___ Records provided ___
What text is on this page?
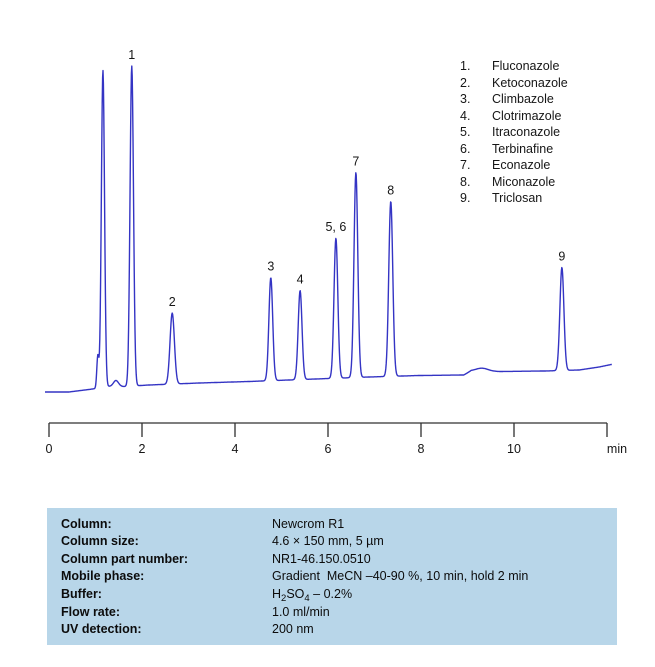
0	2	4	6	8	10	min
1
2
3
4
5, 6
7
8
9
1.	Fluconazole
2.	Ketoconazole
3.	Climbazole
4.	Clotrimazole
5.	Itraconazole
6.	Terbinafine
7.	Econazole
8.	Miconazole
9.	Triclosan
Column:	Newcrom R1
Column size:	4.6 × 150 mm, 5 µm
Column part number:	NR1-46.150.0510
Mobile phase:	Gradient  MeCN –40-90 %, 10 min, hold 2 min
Buffer:	$H_2SO_4 - 0.2\%$
Flow rate:	1.0 ml/min
UV detection:	200 nm
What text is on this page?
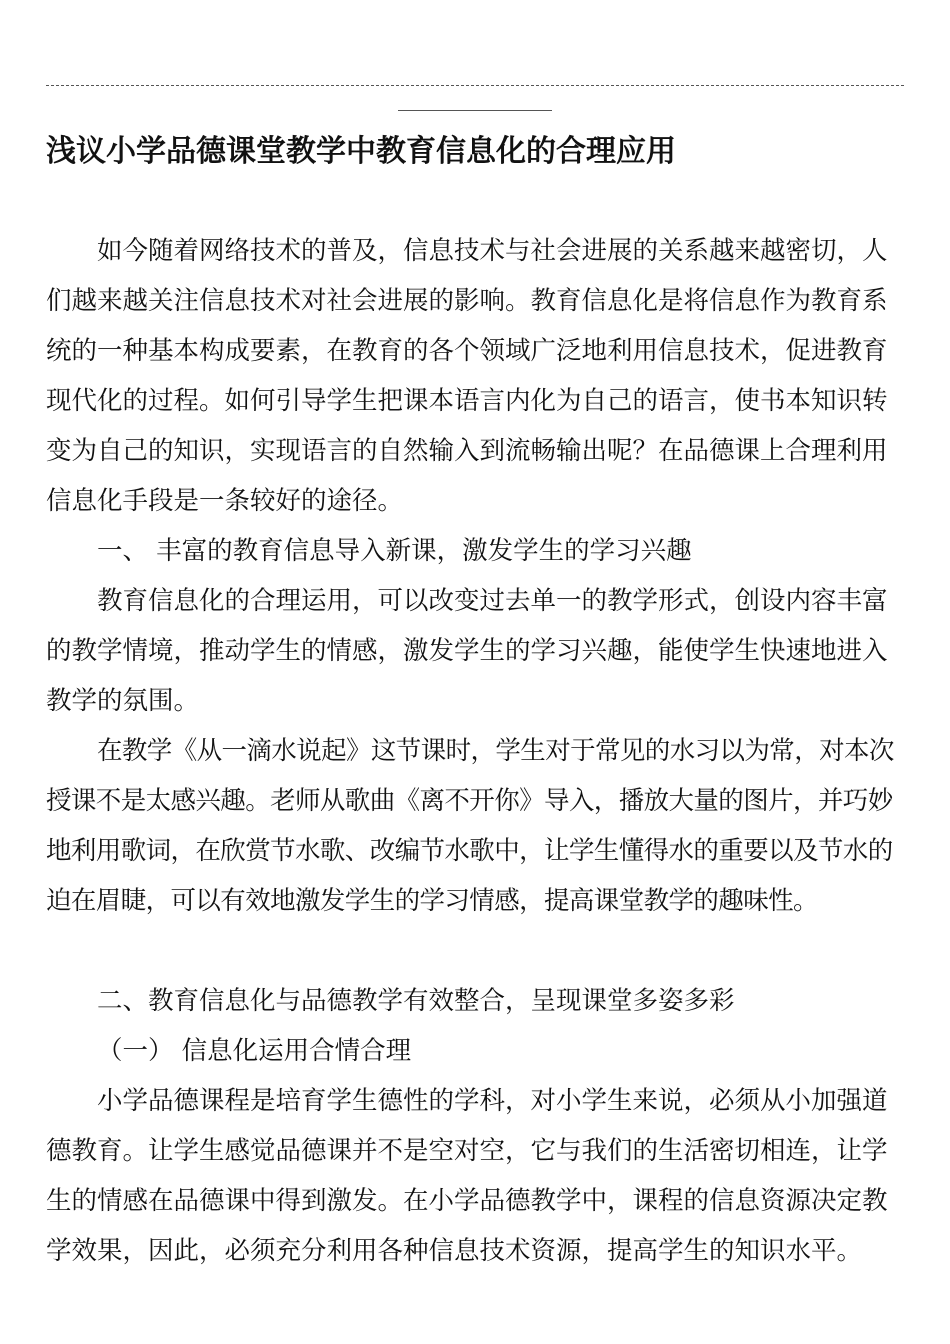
浅议小学品德课堂教学中教育信息化的合理应用

如今随着网络技术的普及，信息技术与社会进展的关系越来越密切，人们越来越关注信息技术对社会进展的影响。教育信息化是将信息作为教育系统的一种基本构成要素，在教育的各个领域广泛地利用信息技术，促进教育现代化的过程。如何引导学生把课本语言内化为自己的语言，使书本知识转变为自己的知识，实现语言的自然输入到流畅输出呢？在品德课上合理利用信息化手段是一条较好的途径。

一、 丰富的教育信息导入新课，激发学生的学习兴趣

教育信息化的合理运用，可以改变过去单一的教学形式，创设内容丰富的教学情境，推动学生的情感，激发学生的学习兴趣，能使学生快速地进入教学的氛围。

在教学《从一滴水说起》这节课时，学生对于常见的水习以为常，对本次授课不是太感兴趣。老师从歌曲《离不开你》导入，播放大量的图片，并巧妙地利用歌词，在欣赏节水歌、改编节水歌中，让学生懂得水的重要以及节水的迫在眉睫，可以有效地激发学生的学习情感，提高课堂教学的趣味性。

二、教育信息化与品德教学有效整合，呈现课堂多姿多彩

（一） 信息化运用合情合理

小学品德课程是培育学生德性的学科，对小学生来说，必须从小加强道德教育。让学生感觉品德课并不是空对空，它与我们的生活密切相连，让学生的情感在品德课中得到激发。在小学品德教学中，课程的信息资源决定教学效果，因此，必须充分利用各种信息技术资源，提高学生的知识水平。
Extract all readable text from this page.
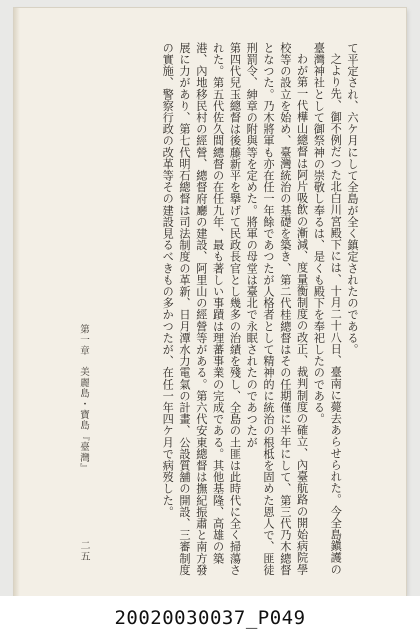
て平定され、六ケ月にして全島が全く鎮定されたのである。

之より先、御不例だつた北白川宮殿下には、十月二十八日、臺南に薨去あらせられた。今全島鎭護の臺灣神社として御祭神の崇敬し奉るは、是くも殿下を奉祀したのである。

わが第一代樺山總督は阿片吸飲の漸減、度量衡制度の改正、裁判制度の確立、內臺航路の開始病院學校等の設立を始め、臺灣統治の基礎を築き、第二代桂總督はその任期僅に半年にして、第三代乃木總督となつた。乃木將軍も亦在任一年餘であつたが人格者として精神的に統治の根柢を固めた恩人で、匪徒刑罰令、紳章の附與等を定めた。將軍の母堂は臺北で永眠されたのであつたが

第四代兒玉總督は後藤新平を擧げて民政長官とし幾多の治績を殘し、全島の土匪は此時代に全く掃蕩された。第五代佐久間總督の在任九年、最も著しい事蹟は理蕃事業の完成である。其他基隆、高雄の築港、內地移民村の經營、總督府廳の建設、阿里山の經營等がある。第六代安東總督は撫紀振肅と南方發展に力があり、第七代明石總督は司法制度の革新、日月潭水力電氣の計畫、公設質舖の開設、三審制度の實施、警察行政の改革等その建設見るべきもの多かつたが、在任一年四ケ月で病歿した。

第一章　美麗島・寶島『臺灣』
二五
20020030037_P049
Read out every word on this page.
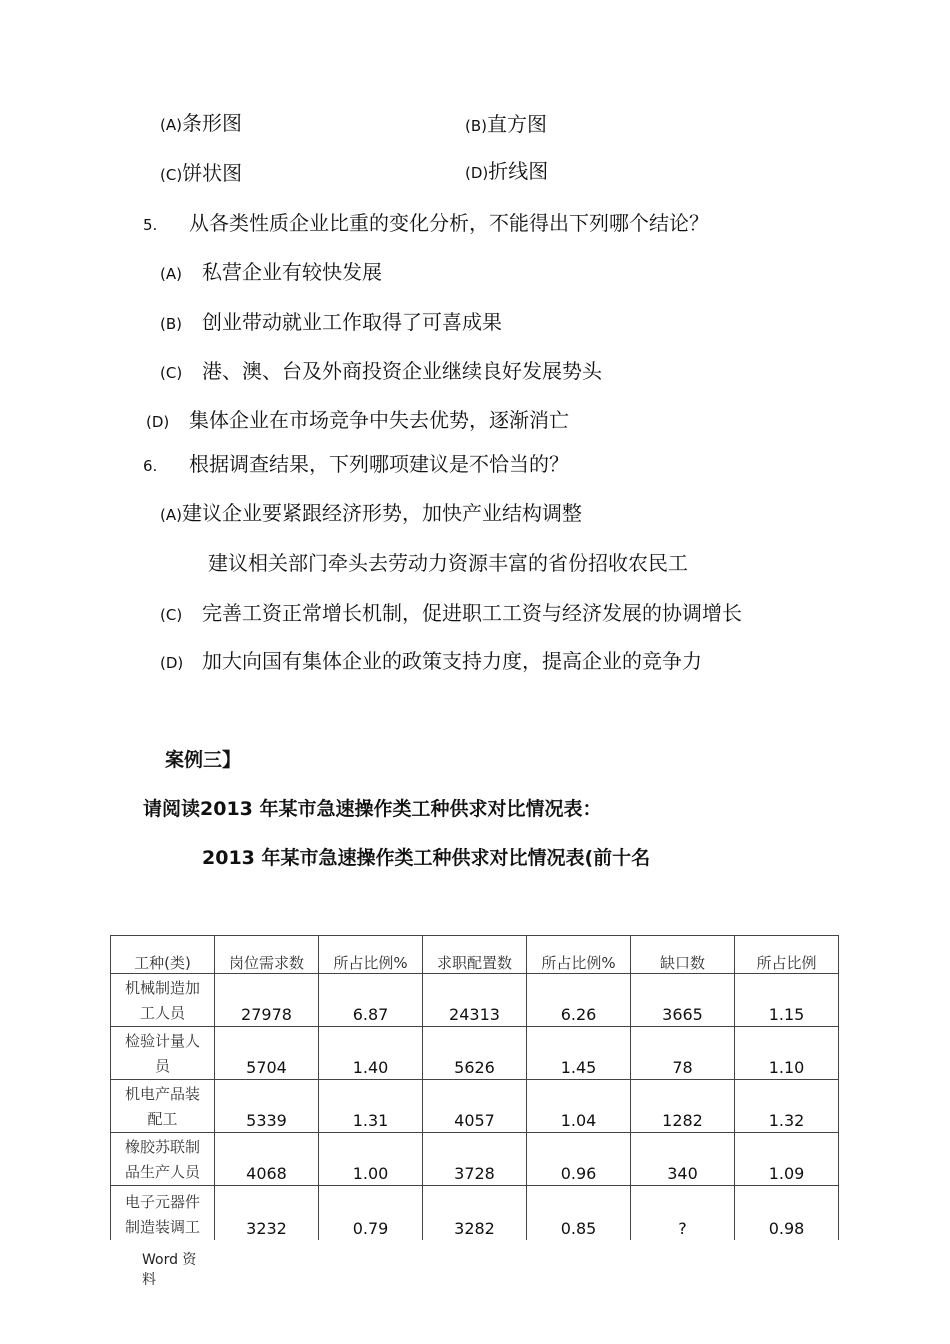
(A)条形图	(B)直方图
(C)饼状图	(D)折线图
5. 从各类性质企业比重的变化分析，不能得出下列哪个结论？
(A) 私营企业有较快发展
(B) 创业带动就业工作取得了可喜成果
(C) 港、澳、台及外商投资企业继续良好发展势头
(D) 集体企业在市场竞争中失去优势，逐渐消亡
6. 根据调查结果，下列哪项建议是不恰当的？
(A)建议企业要紧跟经济形势，加快产业结构调整
建议相关部门牵头去劳动力资源丰富的省份招收农民工
(C) 完善工资正常增长机制，促进职工工资与经济发展的协调增长
(D) 加大向国有集体企业的政策支持力度，提高企业的竞争力
案例三】
请阅读2013 年某市急速操作类工种供求对比情况表：
2013 年某市急速操作类工种供求对比情况表(前十名
工种(类)	岗位需求数	所占比例%	求职配置数	所占比例%	缺口数	所占比例

机械制造加
工人员	27978	6.87	24313	6.26	3665	1.15

检验计量人
员	5704	1.40	5626	1.45	78	1.10

机电产品装
配工	5339	1.31	4057	1.04	1282	1.32

橡胶苏联制
品生产人员	4068	1.00	3728	0.96	340	1.09

电子元器件
制造装调工	3232	0.79	3282	0.85	?	0.98
Word 资
料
___
Reproduce the entries exactly. Do not carry over any picture.

• Response to the exercise
What text is on this page?
0	2	4	6	8	10	min
1
2
3
4
5, 6
7
8
9
1.	Fluconazole
2.	Ketoconazole
3.	Climbazole
4.	Clotrimazole
5.	Itraconazole
6.	Terbinafine
7.	Econazole
8.	Miconazole
9.	Triclosan
Column:	Newcrom R1
Column size:	4.6 × 150 mm, 5 µm
Column part number:	NR1-46.150.0510
Mobile phase:	Gradient  MeCN –40-90 %, 10 min, hold 2 min
Buffer:	$H_2SO_4 - 0.2\%$
Flow rate:	1.0 ml/min
UV detection:	200 nm
What text is on this page?
浅议小学品德课堂教学中教育信息化的合理应用

如今随着网络技术的普及，信息技术与社会进展的关系越来越密切，人们越来越关注信息技术对社会进展的影响。教育信息化是将信息作为教育系统的一种基本构成要素，在教育的各个领域广泛地利用信息技术，促进教育现代化的过程。如何引导学生把课本语言内化为自己的语言，使书本知识转变为自己的知识，实现语言的自然输入到流畅输出呢？在品德课上合理利用信息化手段是一条较好的途径。

一、 丰富的教育信息导入新课，激发学生的学习兴趣

教育信息化的合理运用，可以改变过去单一的教学形式，创设内容丰富的教学情境，推动学生的情感，激发学生的学习兴趣，能使学生快速地进入教学的氛围。

在教学《从一滴水说起》这节课时，学生对于常见的水习以为常，对本次授课不是太感兴趣。老师从歌曲《离不开你》导入，播放大量的图片，并巧妙地利用歌词，在欣赏节水歌、改编节水歌中，让学生懂得水的重要以及节水的迫在眉睫，可以有效地激发学生的学习情感，提高课堂教学的趣味性。

二、教育信息化与品德教学有效整合，呈现课堂多姿多彩

（一） 信息化运用合情合理

小学品德课程是培育学生德性的学科，对小学生来说，必须从小加强道德教育。让学生感觉品德课并不是空对空，它与我们的生活密切相连，让学生的情感在品德课中得到激发。在小学品德教学中，课程的信息资源决定教学效果，因此，必须充分利用各种信息技术资源，提高学生的知识水平。
Extract all readable text from this page.
て平定され、六ケ月にして全島が全く鎮定されたのである。

之より先、御不例だつた北白川宮殿下には、十月二十八日、臺南に薨去あらせられた。今全島鎭護の臺灣神社として御祭神の崇敬し奉るは、是くも殿下を奉祀したのである。

わが第一代樺山總督は阿片吸飲の漸減、度量衡制度の改正、裁判制度の確立、內臺航路の開始病院學校等の設立を始め、臺灣統治の基礎を築き、第二代桂總督はその任期僅に半年にして、第三代乃木總督となつた。乃木將軍も亦在任一年餘であつたが人格者として精神的に統治の根柢を固めた恩人で、匪徒刑罰令、紳章の附與等を定めた。將軍の母堂は臺北で永眠されたのであつたが

第四代兒玉總督は後藤新平を擧げて民政長官とし幾多の治績を殘し、全島の土匪は此時代に全く掃蕩された。第五代佐久間總督の在任九年、最も著しい事蹟は理蕃事業の完成である。其他基隆、高雄の築港、內地移民村の經營、總督府廳の建設、阿里山の經營等がある。第六代安東總督は撫紀振肅と南方發展に力があり、第七代明石總督は司法制度の革新、日月潭水力電氣の計畫、公設質舖の開設、三審制度の實施、警察行政の改革等その建設見るべきもの多かつたが、在任一年四ケ月で病歿した。

第一章　美麗島・寶島『臺灣』
二五
20020030037_P049
Read out every word on this page.
(A)条形图	(B)直方图
(C)饼状图	(D)折线图
5. 从各类性质企业比重的变化分析，不能得出下列哪个结论？
(A) 私营企业有较快发展
(B) 创业带动就业工作取得了可喜成果
(C) 港、澳、台及外商投资企业继续良好发展势头
(D) 集体企业在市场竞争中失去优势，逐渐消亡
6. 根据调查结果，下列哪项建议是不恰当的？
(A)建议企业要紧跟经济形势，加快产业结构调整
建议相关部门牵头去劳动力资源丰富的省份招收农民工
(C) 完善工资正常增长机制，促进职工工资与经济发展的协调增长
(D) 加大向国有集体企业的政策支持力度，提高企业的竞争力
案例三】
请阅读2013 年某市急速操作类工种供求对比情况表：
2013 年某市急速操作类工种供求对比情况表(前十名
工种(类)	岗位需求数	所占比例%	求职配置数	所占比例%	缺口数	所占比例

机械制造加
工人员	27978	6.87	24313	6.26	3665	1.15

检验计量人
员	5704	1.40	5626	1.45	78	1.10

机电产品装
配工	5339	1.31	4057	1.04	1282	1.32

橡胶苏联制
品生产人员	4068	1.00	3728	0.96	340	1.09

电子元器件
制造装调工	3232	0.79	3282	0.85	?	0.98
Word 资
料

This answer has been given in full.